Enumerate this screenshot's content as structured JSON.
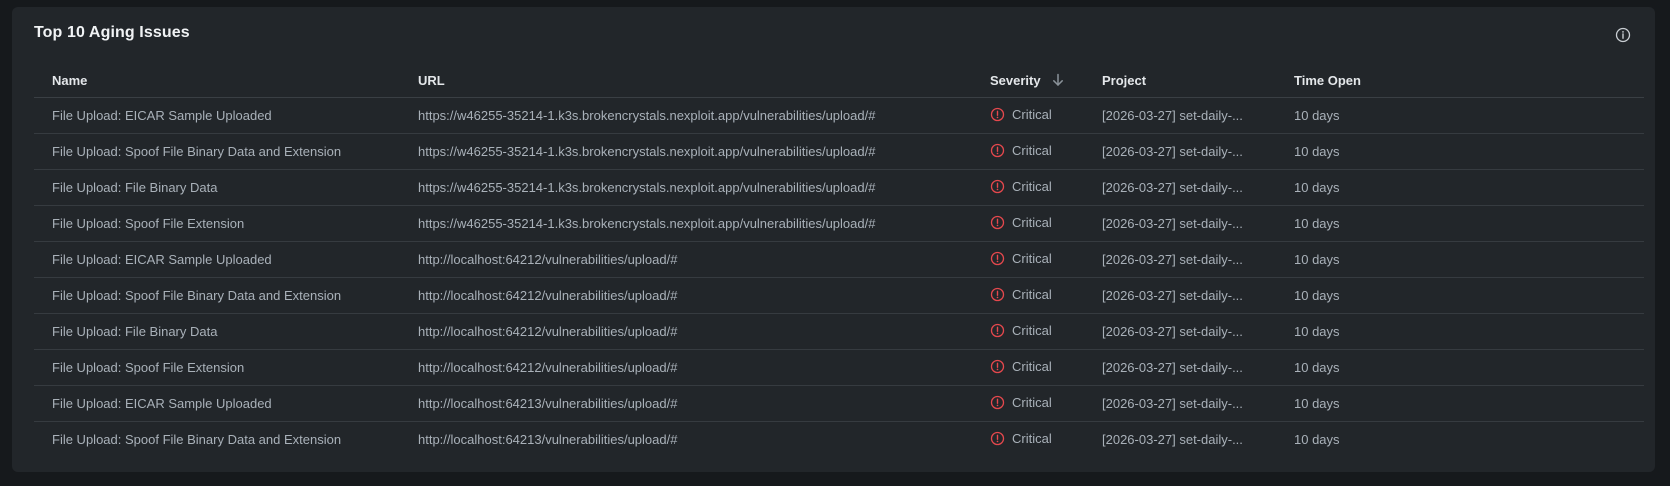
{
  "widget": {
    "title": "Top 10 Aging Issues",
    "info_icon": "info-circle-icon"
  },
  "table": {
    "columns": [
      "Name",
      "URL",
      "Severity",
      "Project",
      "Time Open"
    ],
    "sort": {
      "column": "Severity",
      "direction": "descending",
      "icon": "arrow-down-icon"
    },
    "severity_icon": "alert-circle-icon",
    "severity_color": "#e5484d",
    "rows": [
      {
        "name": "File Upload: EICAR Sample Uploaded",
        "url": "https://w46255-35214-1.k3s.brokencrystals.nexploit.app/vulnerabilities/upload/#",
        "severity": "Critical",
        "project": "[2026-03-27] set-daily-...",
        "time_open": "10 days"
      },
      {
        "name": "File Upload: Spoof File Binary Data and Extension",
        "url": "https://w46255-35214-1.k3s.brokencrystals.nexploit.app/vulnerabilities/upload/#",
        "severity": "Critical",
        "project": "[2026-03-27] set-daily-...",
        "time_open": "10 days"
      },
      {
        "name": "File Upload: File Binary Data",
        "url": "https://w46255-35214-1.k3s.brokencrystals.nexploit.app/vulnerabilities/upload/#",
        "severity": "Critical",
        "project": "[2026-03-27] set-daily-...",
        "time_open": "10 days"
      },
      {
        "name": "File Upload: Spoof File Extension",
        "url": "https://w46255-35214-1.k3s.brokencrystals.nexploit.app/vulnerabilities/upload/#",
        "severity": "Critical",
        "project": "[2026-03-27] set-daily-...",
        "time_open": "10 days"
      },
      {
        "name": "File Upload: EICAR Sample Uploaded",
        "url": "http://localhost:64212/vulnerabilities/upload/#",
        "severity": "Critical",
        "project": "[2026-03-27] set-daily-...",
        "time_open": "10 days"
      },
      {
        "name": "File Upload: Spoof File Binary Data and Extension",
        "url": "http://localhost:64212/vulnerabilities/upload/#",
        "severity": "Critical",
        "project": "[2026-03-27] set-daily-...",
        "time_open": "10 days"
      },
      {
        "name": "File Upload: File Binary Data",
        "url": "http://localhost:64212/vulnerabilities/upload/#",
        "severity": "Critical",
        "project": "[2026-03-27] set-daily-...",
        "time_open": "10 days"
      },
      {
        "name": "File Upload: Spoof File Extension",
        "url": "http://localhost:64212/vulnerabilities/upload/#",
        "severity": "Critical",
        "project": "[2026-03-27] set-daily-...",
        "time_open": "10 days"
      },
      {
        "name": "File Upload: EICAR Sample Uploaded",
        "url": "http://localhost:64213/vulnerabilities/upload/#",
        "severity": "Critical",
        "project": "[2026-03-27] set-daily-...",
        "time_open": "10 days"
      },
      {
        "name": "File Upload: Spoof File Binary Data and Extension",
        "url": "http://localhost:64213/vulnerabilities/upload/#",
        "severity": "Critical",
        "project": "[2026-03-27] set-daily-...",
        "time_open": "10 days"
      }
    ]
  }
}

----

Select all lines with the word "circle" from the entries above.

* Result of the exercise:
    "info_icon": "info-circle-icon"
    "severity_icon": "alert-circle-icon",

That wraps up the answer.